Collected data
■ ■ ■ ■
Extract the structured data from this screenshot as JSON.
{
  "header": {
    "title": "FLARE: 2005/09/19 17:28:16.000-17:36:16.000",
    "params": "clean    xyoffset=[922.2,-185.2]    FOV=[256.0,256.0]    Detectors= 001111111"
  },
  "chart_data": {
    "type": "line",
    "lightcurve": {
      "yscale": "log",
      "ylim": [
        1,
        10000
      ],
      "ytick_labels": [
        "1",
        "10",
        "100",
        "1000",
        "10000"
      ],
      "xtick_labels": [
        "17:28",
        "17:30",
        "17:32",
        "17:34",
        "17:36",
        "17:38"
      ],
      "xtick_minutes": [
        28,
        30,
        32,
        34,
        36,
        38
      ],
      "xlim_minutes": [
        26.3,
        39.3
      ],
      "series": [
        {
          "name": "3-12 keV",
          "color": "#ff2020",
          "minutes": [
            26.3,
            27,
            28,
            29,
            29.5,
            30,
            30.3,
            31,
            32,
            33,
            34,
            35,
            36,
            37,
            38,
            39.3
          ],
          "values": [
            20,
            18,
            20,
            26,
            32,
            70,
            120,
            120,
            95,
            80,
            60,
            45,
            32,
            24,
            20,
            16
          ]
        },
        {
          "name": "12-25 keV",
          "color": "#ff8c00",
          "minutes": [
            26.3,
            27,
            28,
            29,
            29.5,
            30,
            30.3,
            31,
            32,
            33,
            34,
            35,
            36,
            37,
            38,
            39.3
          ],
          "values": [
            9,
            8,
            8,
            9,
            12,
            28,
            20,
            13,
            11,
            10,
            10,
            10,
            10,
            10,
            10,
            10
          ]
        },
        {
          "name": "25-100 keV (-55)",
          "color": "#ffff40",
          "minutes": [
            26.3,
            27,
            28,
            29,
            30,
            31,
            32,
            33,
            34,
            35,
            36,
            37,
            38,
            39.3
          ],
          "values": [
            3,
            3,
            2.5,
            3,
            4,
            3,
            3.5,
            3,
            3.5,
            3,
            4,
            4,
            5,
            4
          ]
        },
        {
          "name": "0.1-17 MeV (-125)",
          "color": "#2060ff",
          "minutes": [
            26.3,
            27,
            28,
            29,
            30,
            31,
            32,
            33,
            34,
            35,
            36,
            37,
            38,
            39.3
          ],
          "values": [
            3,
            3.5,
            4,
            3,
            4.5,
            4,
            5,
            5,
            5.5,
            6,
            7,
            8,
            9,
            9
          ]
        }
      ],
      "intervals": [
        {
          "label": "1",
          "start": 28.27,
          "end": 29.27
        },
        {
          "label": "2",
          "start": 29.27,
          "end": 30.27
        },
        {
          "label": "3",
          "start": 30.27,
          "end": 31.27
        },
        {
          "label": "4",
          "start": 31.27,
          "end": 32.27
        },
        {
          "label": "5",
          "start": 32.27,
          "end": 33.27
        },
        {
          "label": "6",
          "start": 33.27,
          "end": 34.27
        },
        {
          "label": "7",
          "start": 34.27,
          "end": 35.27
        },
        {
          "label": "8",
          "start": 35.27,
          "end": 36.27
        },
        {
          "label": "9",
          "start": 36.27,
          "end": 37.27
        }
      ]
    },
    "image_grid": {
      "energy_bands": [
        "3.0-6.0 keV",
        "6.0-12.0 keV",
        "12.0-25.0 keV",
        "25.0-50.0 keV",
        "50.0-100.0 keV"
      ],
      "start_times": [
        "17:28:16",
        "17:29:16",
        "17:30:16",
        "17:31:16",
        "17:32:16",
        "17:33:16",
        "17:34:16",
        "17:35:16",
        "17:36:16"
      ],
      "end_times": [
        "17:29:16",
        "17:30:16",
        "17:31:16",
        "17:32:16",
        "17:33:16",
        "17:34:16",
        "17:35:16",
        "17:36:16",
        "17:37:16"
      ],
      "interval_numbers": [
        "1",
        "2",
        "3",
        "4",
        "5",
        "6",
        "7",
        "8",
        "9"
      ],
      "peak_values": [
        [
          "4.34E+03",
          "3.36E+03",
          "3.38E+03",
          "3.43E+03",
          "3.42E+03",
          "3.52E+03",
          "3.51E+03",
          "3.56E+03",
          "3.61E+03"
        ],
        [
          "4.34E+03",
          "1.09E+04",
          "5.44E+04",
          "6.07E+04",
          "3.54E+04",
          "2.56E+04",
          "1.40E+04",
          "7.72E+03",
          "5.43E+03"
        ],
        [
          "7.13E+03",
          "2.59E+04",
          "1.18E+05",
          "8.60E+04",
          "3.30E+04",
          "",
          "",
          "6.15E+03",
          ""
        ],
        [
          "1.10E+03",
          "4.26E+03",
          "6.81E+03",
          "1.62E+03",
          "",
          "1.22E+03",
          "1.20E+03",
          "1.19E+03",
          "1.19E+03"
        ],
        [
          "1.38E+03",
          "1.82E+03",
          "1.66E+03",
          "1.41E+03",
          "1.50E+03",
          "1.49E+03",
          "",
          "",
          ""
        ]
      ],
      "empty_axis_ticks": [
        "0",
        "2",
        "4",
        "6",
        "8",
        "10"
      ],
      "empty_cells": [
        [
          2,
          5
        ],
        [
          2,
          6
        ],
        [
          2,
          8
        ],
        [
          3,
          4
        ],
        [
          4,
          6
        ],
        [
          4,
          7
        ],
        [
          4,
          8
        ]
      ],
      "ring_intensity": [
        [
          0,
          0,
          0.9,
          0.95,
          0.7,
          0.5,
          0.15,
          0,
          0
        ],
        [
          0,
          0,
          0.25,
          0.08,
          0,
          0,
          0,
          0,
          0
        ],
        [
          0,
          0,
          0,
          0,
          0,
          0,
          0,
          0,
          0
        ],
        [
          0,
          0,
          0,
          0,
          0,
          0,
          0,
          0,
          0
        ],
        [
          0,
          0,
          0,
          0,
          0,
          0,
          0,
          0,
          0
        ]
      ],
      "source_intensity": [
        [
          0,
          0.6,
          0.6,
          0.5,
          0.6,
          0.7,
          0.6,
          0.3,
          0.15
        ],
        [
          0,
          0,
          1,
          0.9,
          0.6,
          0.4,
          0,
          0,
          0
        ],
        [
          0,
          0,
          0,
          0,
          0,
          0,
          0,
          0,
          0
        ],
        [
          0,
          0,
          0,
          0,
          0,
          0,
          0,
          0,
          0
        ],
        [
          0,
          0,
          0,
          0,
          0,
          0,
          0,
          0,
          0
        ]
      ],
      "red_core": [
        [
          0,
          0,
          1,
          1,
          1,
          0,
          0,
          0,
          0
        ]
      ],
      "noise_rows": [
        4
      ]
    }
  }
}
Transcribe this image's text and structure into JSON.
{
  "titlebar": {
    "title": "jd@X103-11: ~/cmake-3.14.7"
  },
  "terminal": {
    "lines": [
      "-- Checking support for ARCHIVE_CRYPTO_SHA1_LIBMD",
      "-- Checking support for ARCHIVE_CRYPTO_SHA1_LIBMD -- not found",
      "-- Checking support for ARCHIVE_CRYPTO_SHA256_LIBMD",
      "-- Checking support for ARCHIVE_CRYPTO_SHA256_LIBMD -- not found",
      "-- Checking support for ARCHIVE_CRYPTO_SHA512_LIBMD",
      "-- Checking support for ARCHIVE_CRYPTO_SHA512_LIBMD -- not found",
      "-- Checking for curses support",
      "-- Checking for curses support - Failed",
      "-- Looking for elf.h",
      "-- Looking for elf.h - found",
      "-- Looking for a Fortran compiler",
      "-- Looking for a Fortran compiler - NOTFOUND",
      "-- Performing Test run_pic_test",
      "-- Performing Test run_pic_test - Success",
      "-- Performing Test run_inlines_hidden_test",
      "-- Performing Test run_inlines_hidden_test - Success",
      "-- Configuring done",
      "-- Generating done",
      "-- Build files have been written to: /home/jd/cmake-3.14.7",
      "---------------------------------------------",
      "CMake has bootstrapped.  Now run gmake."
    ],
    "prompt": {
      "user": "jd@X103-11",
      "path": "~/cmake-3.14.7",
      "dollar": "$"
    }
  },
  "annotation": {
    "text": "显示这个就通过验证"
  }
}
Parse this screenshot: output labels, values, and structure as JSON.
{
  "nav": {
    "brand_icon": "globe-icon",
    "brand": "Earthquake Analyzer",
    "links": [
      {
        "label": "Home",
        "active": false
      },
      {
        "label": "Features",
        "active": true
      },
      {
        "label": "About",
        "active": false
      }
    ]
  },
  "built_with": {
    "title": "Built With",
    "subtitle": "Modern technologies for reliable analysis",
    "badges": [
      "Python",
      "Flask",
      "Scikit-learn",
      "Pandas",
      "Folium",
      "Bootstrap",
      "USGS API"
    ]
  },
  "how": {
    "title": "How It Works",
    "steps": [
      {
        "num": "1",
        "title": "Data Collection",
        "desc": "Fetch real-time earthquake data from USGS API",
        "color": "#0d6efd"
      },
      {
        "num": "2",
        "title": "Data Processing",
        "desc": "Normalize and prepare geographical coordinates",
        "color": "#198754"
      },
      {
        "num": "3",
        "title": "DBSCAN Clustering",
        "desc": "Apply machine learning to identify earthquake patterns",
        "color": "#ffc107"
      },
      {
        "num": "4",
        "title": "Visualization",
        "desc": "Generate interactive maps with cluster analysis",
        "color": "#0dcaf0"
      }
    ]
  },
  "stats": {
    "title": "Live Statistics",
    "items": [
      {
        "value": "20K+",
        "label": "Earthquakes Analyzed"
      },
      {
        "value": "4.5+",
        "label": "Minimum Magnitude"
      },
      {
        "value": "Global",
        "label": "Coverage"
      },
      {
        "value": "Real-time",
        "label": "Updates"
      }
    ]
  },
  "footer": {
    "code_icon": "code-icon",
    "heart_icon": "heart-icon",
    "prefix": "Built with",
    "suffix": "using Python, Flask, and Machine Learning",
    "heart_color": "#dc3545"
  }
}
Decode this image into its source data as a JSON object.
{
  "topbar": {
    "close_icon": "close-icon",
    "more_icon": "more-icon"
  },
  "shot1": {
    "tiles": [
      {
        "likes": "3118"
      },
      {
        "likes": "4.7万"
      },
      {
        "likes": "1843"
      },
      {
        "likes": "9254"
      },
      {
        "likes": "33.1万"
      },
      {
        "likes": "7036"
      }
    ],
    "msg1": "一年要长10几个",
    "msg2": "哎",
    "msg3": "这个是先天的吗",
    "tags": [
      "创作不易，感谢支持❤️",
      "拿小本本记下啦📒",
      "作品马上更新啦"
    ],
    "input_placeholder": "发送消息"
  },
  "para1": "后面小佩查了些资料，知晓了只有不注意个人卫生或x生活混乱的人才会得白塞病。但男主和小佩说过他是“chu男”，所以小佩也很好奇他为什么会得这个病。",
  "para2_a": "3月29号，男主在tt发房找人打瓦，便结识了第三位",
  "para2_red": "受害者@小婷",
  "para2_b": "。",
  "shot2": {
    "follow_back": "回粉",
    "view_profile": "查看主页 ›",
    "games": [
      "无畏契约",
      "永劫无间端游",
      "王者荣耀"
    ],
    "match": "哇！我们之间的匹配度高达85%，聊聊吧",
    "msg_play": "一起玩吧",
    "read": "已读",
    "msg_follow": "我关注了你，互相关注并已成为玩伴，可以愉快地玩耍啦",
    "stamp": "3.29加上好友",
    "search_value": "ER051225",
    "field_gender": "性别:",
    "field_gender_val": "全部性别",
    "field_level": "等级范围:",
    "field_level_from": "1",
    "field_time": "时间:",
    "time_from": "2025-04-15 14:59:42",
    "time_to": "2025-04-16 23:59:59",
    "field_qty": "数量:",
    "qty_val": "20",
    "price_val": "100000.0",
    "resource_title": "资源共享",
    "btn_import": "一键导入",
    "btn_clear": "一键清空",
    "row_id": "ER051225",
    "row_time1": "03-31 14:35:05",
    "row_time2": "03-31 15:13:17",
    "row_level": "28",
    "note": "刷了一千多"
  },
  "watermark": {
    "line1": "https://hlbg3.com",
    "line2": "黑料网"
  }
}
■ ■ ■ ■
Report every line containing the word "Test" from the listing above.

      "-- Performing Test run_pic_test",
      "-- Performing Test run_pic_test - Success",
      "-- Performing Test run_inlines_hidden_test",
      "-- Performing Test run_inlines_hidden_test - Success",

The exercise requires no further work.